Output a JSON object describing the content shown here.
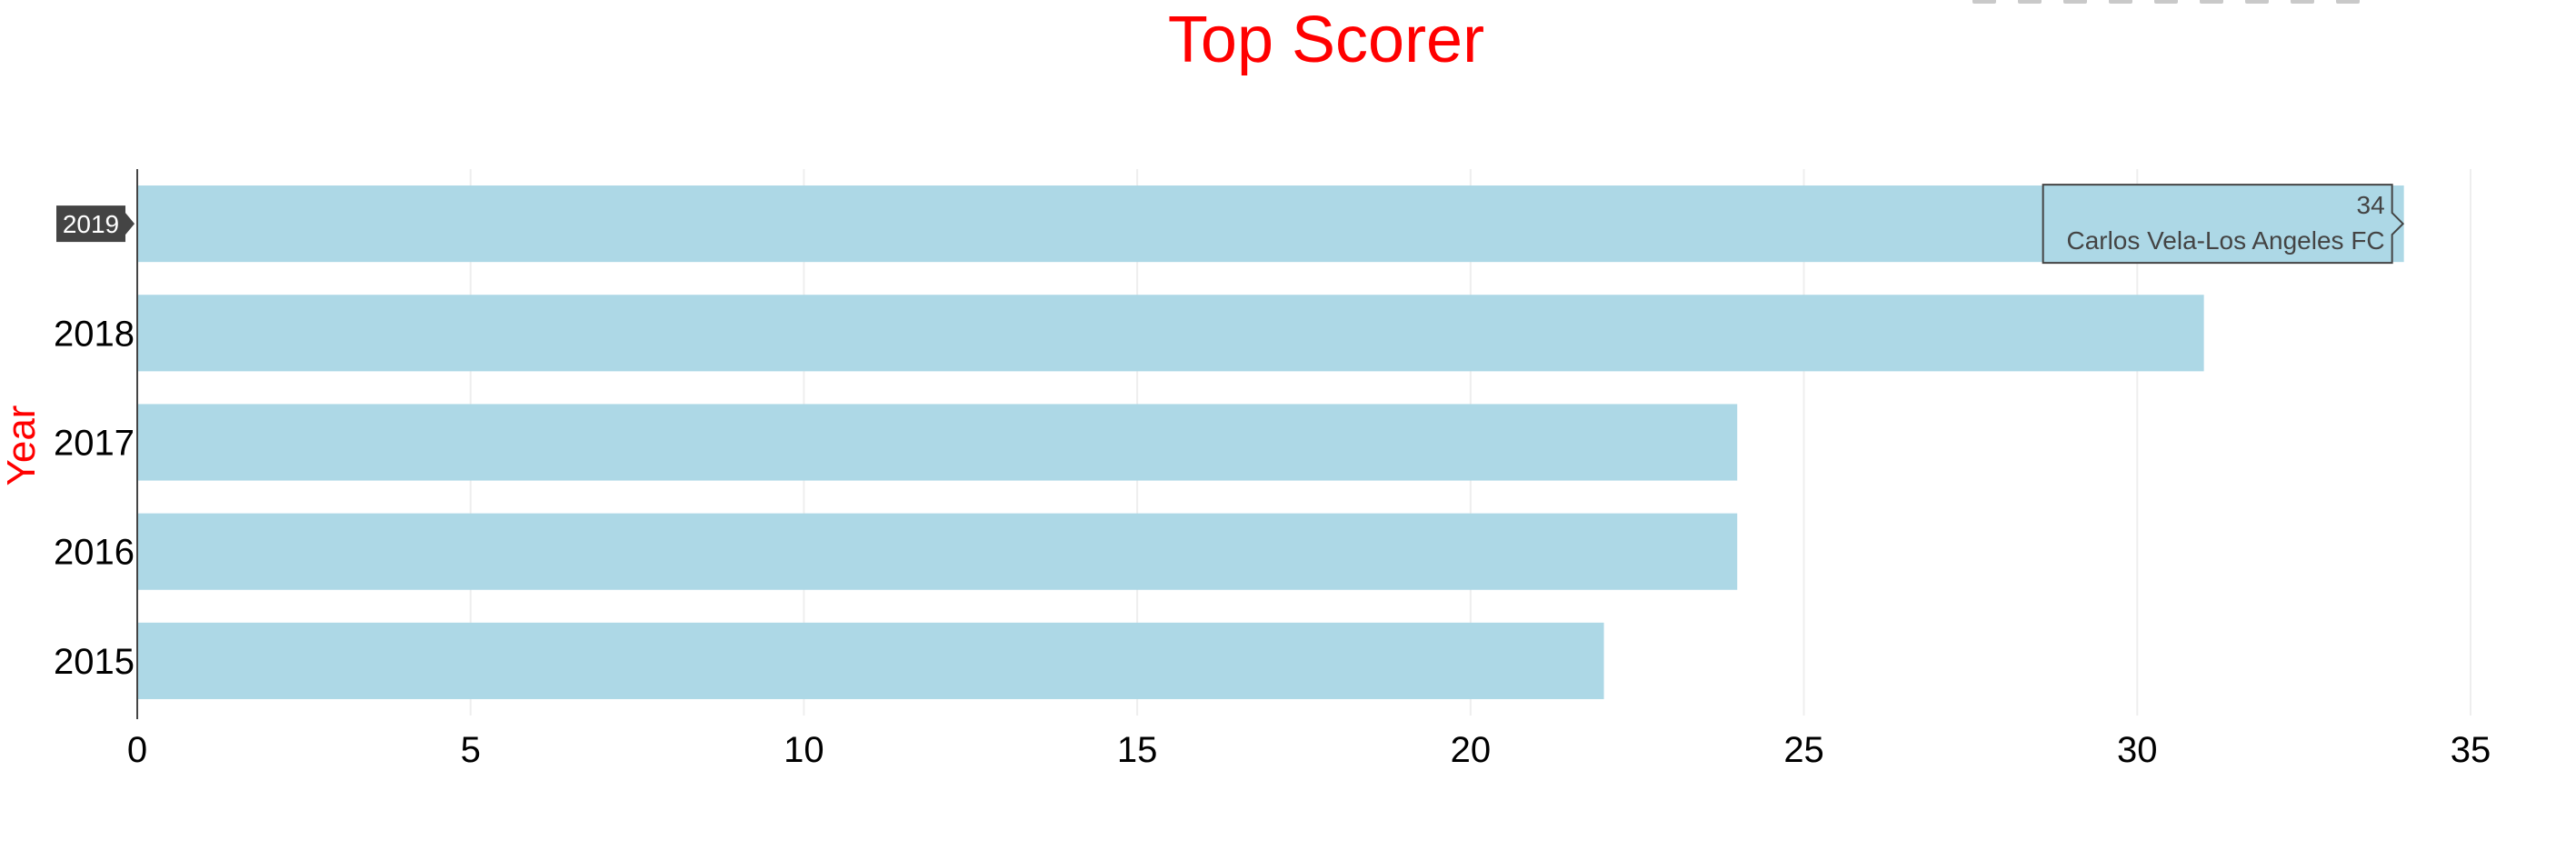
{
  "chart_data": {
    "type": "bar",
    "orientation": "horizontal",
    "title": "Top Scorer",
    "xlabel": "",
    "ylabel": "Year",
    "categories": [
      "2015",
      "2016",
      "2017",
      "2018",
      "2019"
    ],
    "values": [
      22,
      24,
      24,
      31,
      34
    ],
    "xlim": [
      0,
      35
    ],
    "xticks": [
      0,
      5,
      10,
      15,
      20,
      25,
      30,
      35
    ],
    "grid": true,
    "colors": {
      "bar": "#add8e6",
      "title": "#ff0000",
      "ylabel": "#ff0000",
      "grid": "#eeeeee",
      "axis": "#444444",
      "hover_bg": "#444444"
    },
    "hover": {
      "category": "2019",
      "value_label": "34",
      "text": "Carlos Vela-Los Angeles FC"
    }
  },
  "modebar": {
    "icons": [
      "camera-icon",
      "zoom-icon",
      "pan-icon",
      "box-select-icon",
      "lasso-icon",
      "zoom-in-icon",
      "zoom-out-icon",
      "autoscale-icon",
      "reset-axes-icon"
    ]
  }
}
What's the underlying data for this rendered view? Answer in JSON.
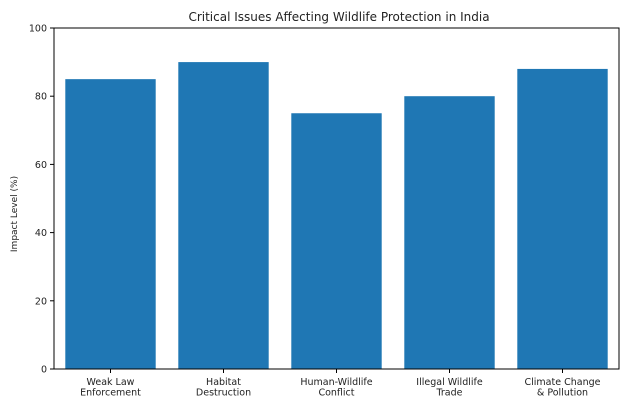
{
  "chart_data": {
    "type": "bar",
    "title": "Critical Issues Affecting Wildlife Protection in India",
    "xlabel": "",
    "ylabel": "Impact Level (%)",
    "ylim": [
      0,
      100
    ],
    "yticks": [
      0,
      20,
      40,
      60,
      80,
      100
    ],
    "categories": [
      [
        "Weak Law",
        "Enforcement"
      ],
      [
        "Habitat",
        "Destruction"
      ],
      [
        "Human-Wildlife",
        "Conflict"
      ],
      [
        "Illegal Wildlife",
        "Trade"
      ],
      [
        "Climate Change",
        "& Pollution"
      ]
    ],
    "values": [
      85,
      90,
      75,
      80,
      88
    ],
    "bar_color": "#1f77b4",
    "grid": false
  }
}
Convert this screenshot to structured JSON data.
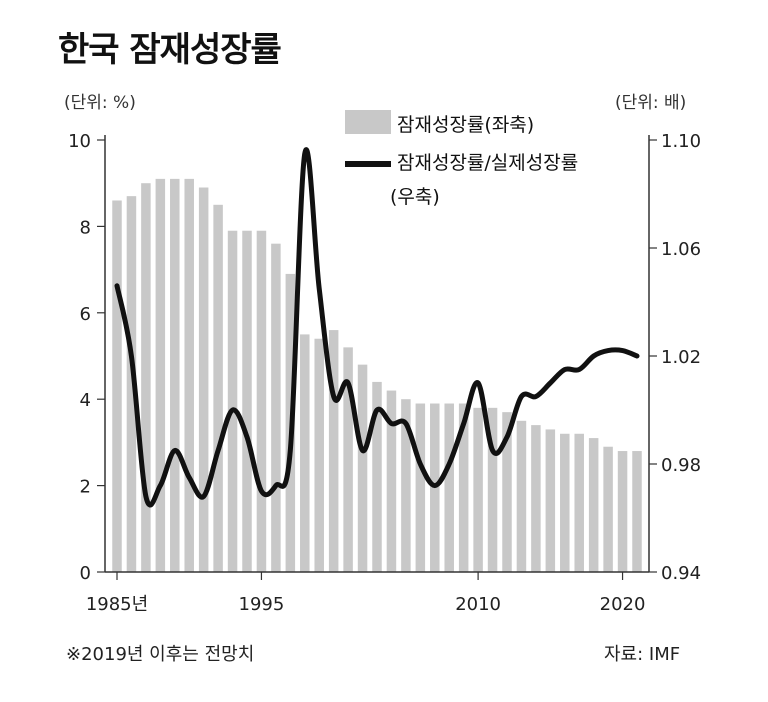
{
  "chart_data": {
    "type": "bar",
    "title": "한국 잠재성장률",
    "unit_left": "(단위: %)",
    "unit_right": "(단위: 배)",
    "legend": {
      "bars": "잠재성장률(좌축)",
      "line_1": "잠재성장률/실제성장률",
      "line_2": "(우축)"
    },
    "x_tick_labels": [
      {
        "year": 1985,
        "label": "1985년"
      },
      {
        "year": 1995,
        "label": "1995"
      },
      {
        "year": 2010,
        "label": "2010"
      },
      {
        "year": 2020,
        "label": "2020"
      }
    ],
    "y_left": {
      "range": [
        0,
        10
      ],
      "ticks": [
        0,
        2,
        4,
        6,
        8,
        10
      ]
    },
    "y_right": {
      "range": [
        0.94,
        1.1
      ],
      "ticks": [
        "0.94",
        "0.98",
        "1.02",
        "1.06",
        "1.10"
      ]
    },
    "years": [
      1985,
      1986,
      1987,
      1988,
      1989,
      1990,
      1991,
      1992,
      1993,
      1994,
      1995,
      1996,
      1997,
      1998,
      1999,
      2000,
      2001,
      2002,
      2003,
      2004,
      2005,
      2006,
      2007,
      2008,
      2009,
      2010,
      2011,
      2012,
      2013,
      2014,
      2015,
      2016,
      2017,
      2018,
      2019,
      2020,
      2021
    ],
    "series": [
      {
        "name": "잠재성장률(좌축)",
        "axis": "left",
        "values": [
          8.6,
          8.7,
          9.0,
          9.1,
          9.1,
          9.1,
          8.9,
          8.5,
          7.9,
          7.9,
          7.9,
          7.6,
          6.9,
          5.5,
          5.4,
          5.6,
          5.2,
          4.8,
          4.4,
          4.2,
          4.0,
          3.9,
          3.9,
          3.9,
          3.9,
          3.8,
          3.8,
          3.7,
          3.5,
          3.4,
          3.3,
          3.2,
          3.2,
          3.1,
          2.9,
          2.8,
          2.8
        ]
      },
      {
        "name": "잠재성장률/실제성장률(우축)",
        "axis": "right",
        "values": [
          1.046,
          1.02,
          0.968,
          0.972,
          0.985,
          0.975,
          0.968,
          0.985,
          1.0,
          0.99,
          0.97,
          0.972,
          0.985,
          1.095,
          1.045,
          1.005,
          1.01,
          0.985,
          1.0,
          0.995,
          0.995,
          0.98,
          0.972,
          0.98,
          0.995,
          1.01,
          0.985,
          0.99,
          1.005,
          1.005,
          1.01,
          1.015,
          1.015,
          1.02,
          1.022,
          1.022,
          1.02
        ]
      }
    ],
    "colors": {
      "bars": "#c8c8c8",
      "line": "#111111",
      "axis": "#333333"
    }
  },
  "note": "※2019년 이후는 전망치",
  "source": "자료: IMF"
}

* * * *

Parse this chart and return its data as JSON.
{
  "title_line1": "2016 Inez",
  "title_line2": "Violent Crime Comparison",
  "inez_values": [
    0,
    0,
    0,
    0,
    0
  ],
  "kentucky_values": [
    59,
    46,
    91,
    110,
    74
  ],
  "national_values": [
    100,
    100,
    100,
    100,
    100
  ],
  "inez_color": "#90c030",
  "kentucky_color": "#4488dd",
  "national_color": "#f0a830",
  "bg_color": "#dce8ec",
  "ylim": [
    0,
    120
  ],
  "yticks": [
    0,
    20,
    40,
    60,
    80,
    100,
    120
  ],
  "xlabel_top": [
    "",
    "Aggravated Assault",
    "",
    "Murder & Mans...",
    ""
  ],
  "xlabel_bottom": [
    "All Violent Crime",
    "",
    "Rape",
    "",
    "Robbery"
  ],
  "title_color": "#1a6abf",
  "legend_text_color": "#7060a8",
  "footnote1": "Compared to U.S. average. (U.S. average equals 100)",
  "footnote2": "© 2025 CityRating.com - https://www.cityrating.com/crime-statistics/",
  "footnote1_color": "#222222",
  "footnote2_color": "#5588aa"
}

* * * *

▶ _GOAL OF THE EXERCISE_
Search the preceding listing for "JSON" and extract every line where it is found.

▶ _EXPECTED ANSWER_
Output a JSON object describing the content shown here.
What's the underlying data for this rendered view? Answer in JSON.
Convert this screenshot to structured JSON data.
Parse this chart and return its data as JSON.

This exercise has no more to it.